[Begin Task inputs]

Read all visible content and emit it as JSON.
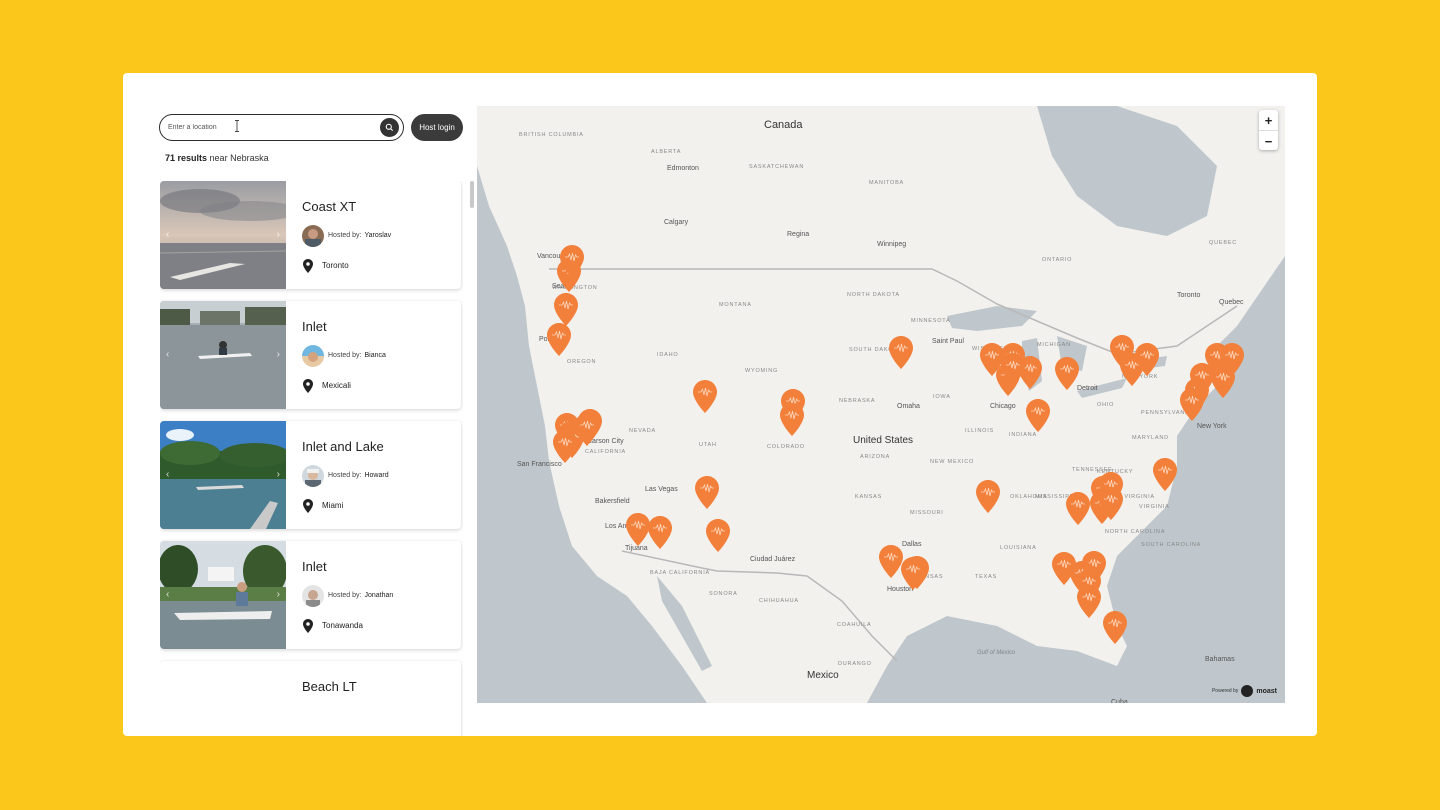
{
  "search": {
    "placeholder": "Enter a location"
  },
  "header": {
    "host_login": "Host login"
  },
  "results": {
    "count": "71 results",
    "near": "near",
    "location": "Nebraska"
  },
  "listings": [
    {
      "title": "Coast XT",
      "hosted_label": "Hosted by:",
      "host": "Yaroslav",
      "location": "Toronto"
    },
    {
      "title": "Inlet",
      "hosted_label": "Hosted by:",
      "host": "Bianca",
      "location": "Mexicali"
    },
    {
      "title": "Inlet and Lake",
      "hosted_label": "Hosted by:",
      "host": "Howard",
      "location": "Miami"
    },
    {
      "title": "Inlet",
      "hosted_label": "Hosted by:",
      "host": "Jonathan",
      "location": "Tonawanda"
    },
    {
      "title": "Beach LT"
    }
  ],
  "map": {
    "zoom_in": "+",
    "zoom_out": "−",
    "powered_by": "Powered by",
    "brand": "moast",
    "countries": [
      "Canada",
      "United States",
      "Mexico"
    ],
    "cities": [
      "Edmonton",
      "Calgary",
      "Regina",
      "Winnipeg",
      "Vancouver",
      "Seattle",
      "Portland",
      "Saint Paul",
      "Omaha",
      "Chicago",
      "Detroit",
      "Toronto",
      "New York",
      "Quebec",
      "Carson City",
      "San Francisco",
      "Las Vegas",
      "Los Angeles",
      "Tijuana",
      "Bakersfield",
      "Ciudad Juárez",
      "Dallas",
      "Houston",
      "Bahamas",
      "Cuba"
    ],
    "states": [
      "BRITISH COLUMBIA",
      "ALBERTA",
      "SASKATCHEWAN",
      "MANITOBA",
      "ONTARIO",
      "QUEBEC",
      "WASHINGTON",
      "OREGON",
      "IDAHO",
      "MONTANA",
      "WYOMING",
      "NORTH DAKOTA",
      "SOUTH DAKOTA",
      "NEBRASKA",
      "MINNESOTA",
      "IOWA",
      "WISCONSIN",
      "MICHIGAN",
      "ILLINOIS",
      "INDIANA",
      "OHIO",
      "PENNSYLVANIA",
      "NEW YORK",
      "NEVADA",
      "CALIFORNIA",
      "UTAH",
      "COLORADO",
      "ARIZONA",
      "NEW MEXICO",
      "KANSAS",
      "MISSOURI",
      "OKLAHOMA",
      "ARKANSAS",
      "TEXAS",
      "LOUISIANA",
      "MISSISSIPPI",
      "TENNESSEE",
      "KENTUCKY",
      "WEST VIRGINIA",
      "VIRGINIA",
      "NORTH CAROLINA",
      "SOUTH CAROLINA",
      "MARYLAND",
      "SONORA",
      "CHIHUAHUA",
      "COAHUILA",
      "BAJA CALIFORNIA",
      "DURANGO"
    ],
    "gulf": "Gulf of Mexico",
    "pin_color": "#F3803A",
    "pin_count": 56
  },
  "colors": {
    "background": "#FCC71B",
    "water": "#BFC7CC",
    "land": "#F2F1EE",
    "pin": "#F3803A"
  }
}
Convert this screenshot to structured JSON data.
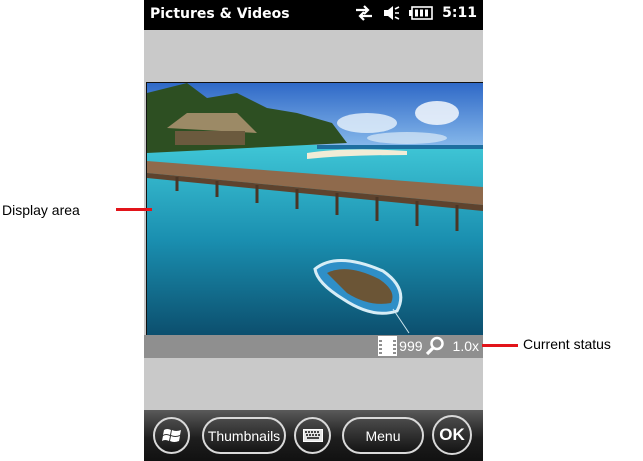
{
  "window": {
    "title": "Pictures & Videos",
    "clock": "5:11"
  },
  "status_icons": [
    "sync-icon",
    "speaker-icon",
    "battery-icon"
  ],
  "status": {
    "frame_count": "999",
    "zoom": "1.0x"
  },
  "softkeys": {
    "start_icon": "windows-flag-icon",
    "thumbnails_label": "Thumbnails",
    "keyboard_icon": "keyboard-icon",
    "menu_label": "Menu",
    "ok_label": "OK"
  },
  "annotations": {
    "display_area": "Display area",
    "current_status": "Current status"
  },
  "colors": {
    "callout": "#e2141a",
    "screen_bg": "#c9c9c9",
    "status_bar": "#8f8f8f"
  }
}
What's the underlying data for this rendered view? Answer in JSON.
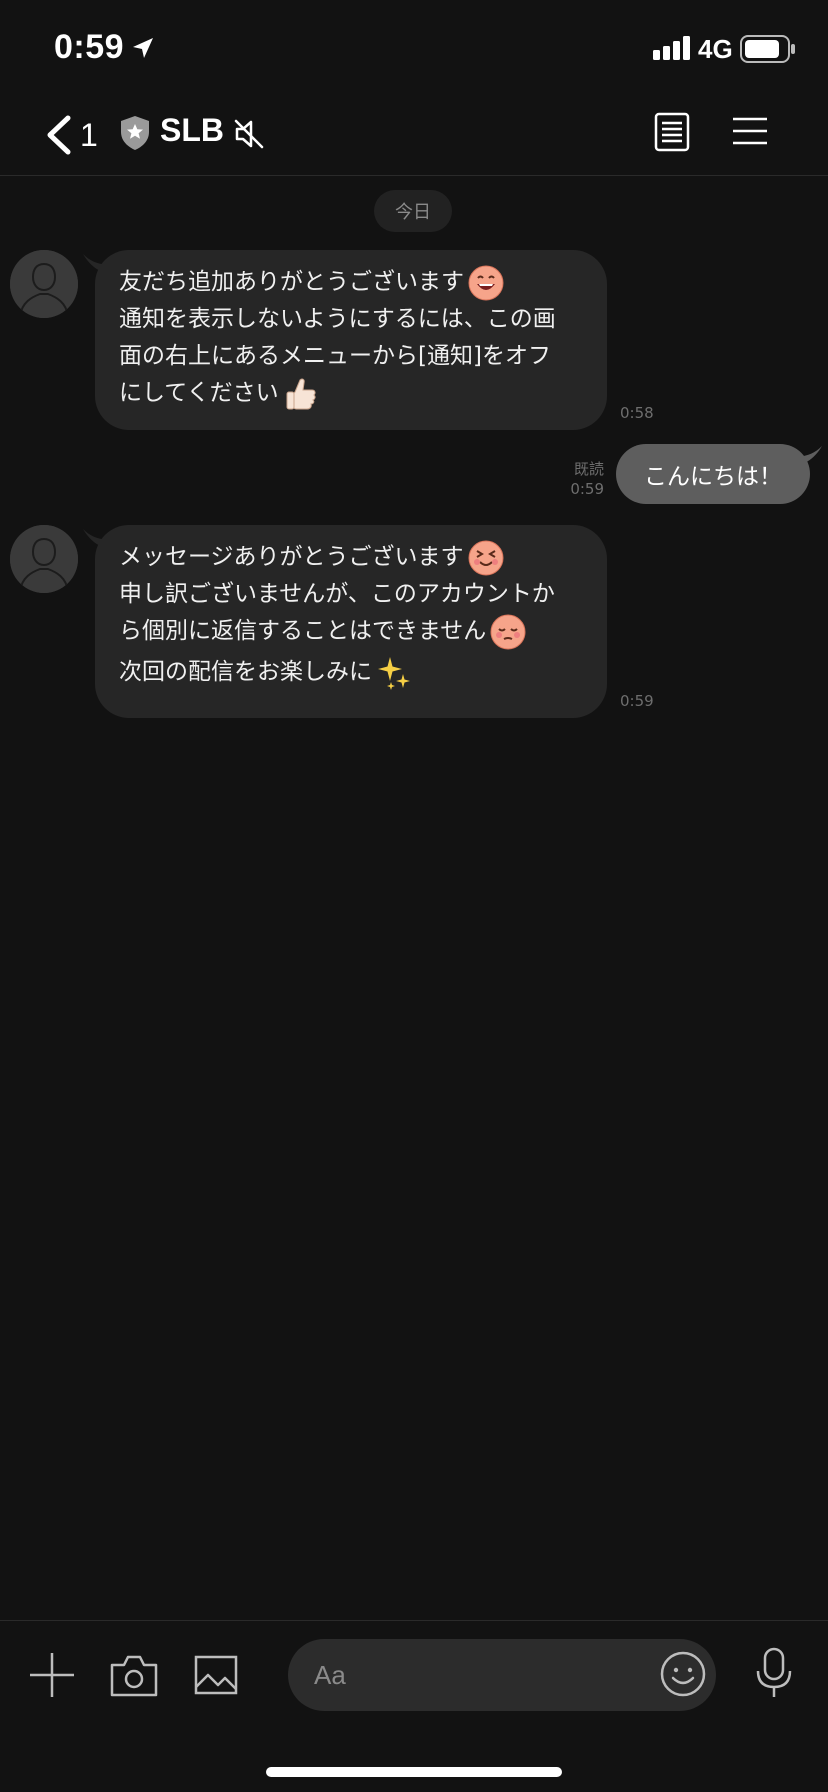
{
  "status_bar": {
    "time": "0:59",
    "network": "4G"
  },
  "header": {
    "back_count": "1",
    "title": "SLB"
  },
  "date_chip": "今日",
  "messages": [
    {
      "lines": [
        "友だち追加ありがとうございます",
        "通知を表示しないようにするには、この画",
        "面の右上にあるメニューから[通知]をオフ",
        "にしてください"
      ],
      "time": "0:58"
    },
    {
      "text": "こんにちは！",
      "read": "既読",
      "time": "0:59"
    },
    {
      "lines": [
        "メッセージありがとうございます",
        "申し訳ございませんが、このアカウントか",
        "ら個別に返信することはできません",
        "次回の配信をお楽しみに"
      ],
      "time": "0:59"
    }
  ],
  "input": {
    "placeholder": "Aa"
  },
  "icons": {
    "location": "location-arrow-icon",
    "signal": "signal-icon",
    "battery": "battery-icon",
    "back": "chevron-left-icon",
    "shield": "shield-star-icon",
    "mute": "speaker-muted-icon",
    "notes": "notes-icon",
    "menu": "hamburger-menu-icon",
    "plus": "plus-icon",
    "camera": "camera-icon",
    "gallery": "image-icon",
    "emoji": "smiley-icon",
    "mic": "microphone-icon"
  },
  "colors": {
    "background": "#121212",
    "bubble_in": "#262626",
    "bubble_out": "#5e5e5e"
  }
}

[End Task inputs]

**Stated problem:** Using the data above, print every line exactly, omitting pictures.

**Written response:**
Read all visible content and emit it as JSON.
{
  "search": {
    "placeholder": "Enter a location"
  },
  "header": {
    "host_login": "Host login"
  },
  "results": {
    "count": "71 results",
    "near": "near",
    "location": "Nebraska"
  },
  "listings": [
    {
      "title": "Coast XT",
      "hosted_label": "Hosted by:",
      "host": "Yaroslav",
      "location": "Toronto"
    },
    {
      "title": "Inlet",
      "hosted_label": "Hosted by:",
      "host": "Bianca",
      "location": "Mexicali"
    },
    {
      "title": "Inlet and Lake",
      "hosted_label": "Hosted by:",
      "host": "Howard",
      "location": "Miami"
    },
    {
      "title": "Inlet",
      "hosted_label": "Hosted by:",
      "host": "Jonathan",
      "location": "Tonawanda"
    },
    {
      "title": "Beach LT"
    }
  ],
  "map": {
    "zoom_in": "+",
    "zoom_out": "−",
    "powered_by": "Powered by",
    "brand": "moast",
    "countries": [
      "Canada",
      "United States",
      "Mexico"
    ],
    "cities": [
      "Edmonton",
      "Calgary",
      "Regina",
      "Winnipeg",
      "Vancouver",
      "Seattle",
      "Portland",
      "Saint Paul",
      "Omaha",
      "Chicago",
      "Detroit",
      "Toronto",
      "New York",
      "Quebec",
      "Carson City",
      "San Francisco",
      "Las Vegas",
      "Los Angeles",
      "Tijuana",
      "Bakersfield",
      "Ciudad Juárez",
      "Dallas",
      "Houston",
      "Bahamas",
      "Cuba"
    ],
    "states": [
      "BRITISH COLUMBIA",
      "ALBERTA",
      "SASKATCHEWAN",
      "MANITOBA",
      "ONTARIO",
      "QUEBEC",
      "WASHINGTON",
      "OREGON",
      "IDAHO",
      "MONTANA",
      "WYOMING",
      "NORTH DAKOTA",
      "SOUTH DAKOTA",
      "NEBRASKA",
      "MINNESOTA",
      "IOWA",
      "WISCONSIN",
      "MICHIGAN",
      "ILLINOIS",
      "INDIANA",
      "OHIO",
      "PENNSYLVANIA",
      "NEW YORK",
      "NEVADA",
      "CALIFORNIA",
      "UTAH",
      "COLORADO",
      "ARIZONA",
      "NEW MEXICO",
      "KANSAS",
      "MISSOURI",
      "OKLAHOMA",
      "ARKANSAS",
      "TEXAS",
      "LOUISIANA",
      "MISSISSIPPI",
      "TENNESSEE",
      "KENTUCKY",
      "WEST VIRGINIA",
      "VIRGINIA",
      "NORTH CAROLINA",
      "SOUTH CAROLINA",
      "MARYLAND",
      "SONORA",
      "CHIHUAHUA",
      "COAHUILA",
      "BAJA CALIFORNIA",
      "DURANGO"
    ],
    "gulf": "Gulf of Mexico",
    "pin_color": "#F3803A",
    "pin_count": 56
  },
  "colors": {
    "background": "#FCC71B",
    "water": "#BFC7CC",
    "land": "#F2F1EE",
    "pin": "#F3803A"
  }
}
Convert this screenshot to structured JSON data.
{
  "window": {
    "title": "Pictures & Videos",
    "clock": "5:11"
  },
  "status_icons": [
    "sync-icon",
    "speaker-icon",
    "battery-icon"
  ],
  "status": {
    "frame_count": "999",
    "zoom": "1.0x"
  },
  "softkeys": {
    "start_icon": "windows-flag-icon",
    "thumbnails_label": "Thumbnails",
    "keyboard_icon": "keyboard-icon",
    "menu_label": "Menu",
    "ok_label": "OK"
  },
  "annotations": {
    "display_area": "Display area",
    "current_status": "Current status"
  },
  "colors": {
    "callout": "#e2141a",
    "screen_bg": "#c9c9c9",
    "status_bar": "#8f8f8f"
  }
}
What's the underlying data for this rendered view? Answer in JSON.
{
  "status_bar": {
    "time": "0:59",
    "network": "4G"
  },
  "header": {
    "back_count": "1",
    "title": "SLB"
  },
  "date_chip": "今日",
  "messages": [
    {
      "lines": [
        "友だち追加ありがとうございます",
        "通知を表示しないようにするには、この画",
        "面の右上にあるメニューから[通知]をオフ",
        "にしてください"
      ],
      "time": "0:58"
    },
    {
      "text": "こんにちは！",
      "read": "既読",
      "time": "0:59"
    },
    {
      "lines": [
        "メッセージありがとうございます",
        "申し訳ございませんが、このアカウントか",
        "ら個別に返信することはできません",
        "次回の配信をお楽しみに"
      ],
      "time": "0:59"
    }
  ],
  "input": {
    "placeholder": "Aa"
  },
  "icons": {
    "location": "location-arrow-icon",
    "signal": "signal-icon",
    "battery": "battery-icon",
    "back": "chevron-left-icon",
    "shield": "shield-star-icon",
    "mute": "speaker-muted-icon",
    "notes": "notes-icon",
    "menu": "hamburger-menu-icon",
    "plus": "plus-icon",
    "camera": "camera-icon",
    "gallery": "image-icon",
    "emoji": "smiley-icon",
    "mic": "microphone-icon"
  },
  "colors": {
    "background": "#121212",
    "bubble_in": "#262626",
    "bubble_out": "#5e5e5e"
  }
}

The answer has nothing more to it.